>> start Provided data

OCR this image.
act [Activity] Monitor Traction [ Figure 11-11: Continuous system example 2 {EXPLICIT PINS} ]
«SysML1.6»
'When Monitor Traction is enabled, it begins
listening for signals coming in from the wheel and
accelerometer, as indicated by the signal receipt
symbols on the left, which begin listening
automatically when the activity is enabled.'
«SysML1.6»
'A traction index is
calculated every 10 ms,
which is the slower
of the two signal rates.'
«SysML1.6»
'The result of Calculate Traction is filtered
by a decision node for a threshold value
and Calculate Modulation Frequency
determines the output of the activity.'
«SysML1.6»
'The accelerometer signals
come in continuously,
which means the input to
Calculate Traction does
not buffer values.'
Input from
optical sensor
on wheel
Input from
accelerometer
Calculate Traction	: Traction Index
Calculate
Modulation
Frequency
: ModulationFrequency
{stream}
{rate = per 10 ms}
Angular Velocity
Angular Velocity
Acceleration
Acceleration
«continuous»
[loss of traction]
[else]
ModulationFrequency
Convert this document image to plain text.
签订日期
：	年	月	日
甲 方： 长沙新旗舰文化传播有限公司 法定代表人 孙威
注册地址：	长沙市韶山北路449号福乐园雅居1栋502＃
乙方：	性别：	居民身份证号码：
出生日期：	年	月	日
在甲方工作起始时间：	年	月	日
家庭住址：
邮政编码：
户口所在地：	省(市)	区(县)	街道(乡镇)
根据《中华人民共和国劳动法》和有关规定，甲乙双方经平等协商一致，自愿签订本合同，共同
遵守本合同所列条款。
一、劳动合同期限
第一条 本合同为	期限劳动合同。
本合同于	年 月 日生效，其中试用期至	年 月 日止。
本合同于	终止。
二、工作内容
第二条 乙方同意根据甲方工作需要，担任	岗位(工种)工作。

>> end Provided data

Copy all the records above exactly, missing none.

OCR this image.
act [Activity] Monitor Traction [ Figure 11-11: Continuous system example 2 {EXPLICIT PINS} ]
«SysML1.6»
'When Monitor Traction is enabled, it begins
listening for signals coming in from the wheel and
accelerometer, as indicated by the signal receipt
symbols on the left, which begin listening
automatically when the activity is enabled.'
«SysML1.6»
'A traction index is
calculated every 10 ms,
which is the slower
of the two signal rates.'
«SysML1.6»
'The result of Calculate Traction is filtered
by a decision node for a threshold value
and Calculate Modulation Frequency
determines the output of the activity.'
«SysML1.6»
'The accelerometer signals
come in continuously,
which means the input to
Calculate Traction does
not buffer values.'
Input from
optical sensor
on wheel
Input from
accelerometer
Calculate Traction	: Traction Index
Calculate
Modulation
Frequency
: ModulationFrequency
{stream}
{rate = per 10 ms}
Angular Velocity
Angular Velocity
Acceleration
Acceleration
«continuous»
[loss of traction]
[else]
ModulationFrequency
Convert this document image to plain text.
签订日期
：	年	月	日
甲 方： 长沙新旗舰文化传播有限公司 法定代表人 孙威
注册地址：	长沙市韶山北路449号福乐园雅居1栋502＃
乙方：	性别：	居民身份证号码：
出生日期：	年	月	日
在甲方工作起始时间：	年	月	日
家庭住址：
邮政编码：
户口所在地：	省(市)	区(县)	街道(乡镇)
根据《中华人民共和国劳动法》和有关规定，甲乙双方经平等协商一致，自愿签订本合同，共同
遵守本合同所列条款。
一、劳动合同期限
第一条 本合同为	期限劳动合同。
本合同于	年 月 日生效，其中试用期至	年 月 日止。
本合同于	终止。
二、工作内容
第二条 乙方同意根据甲方工作需要，担任	岗位(工种)工作。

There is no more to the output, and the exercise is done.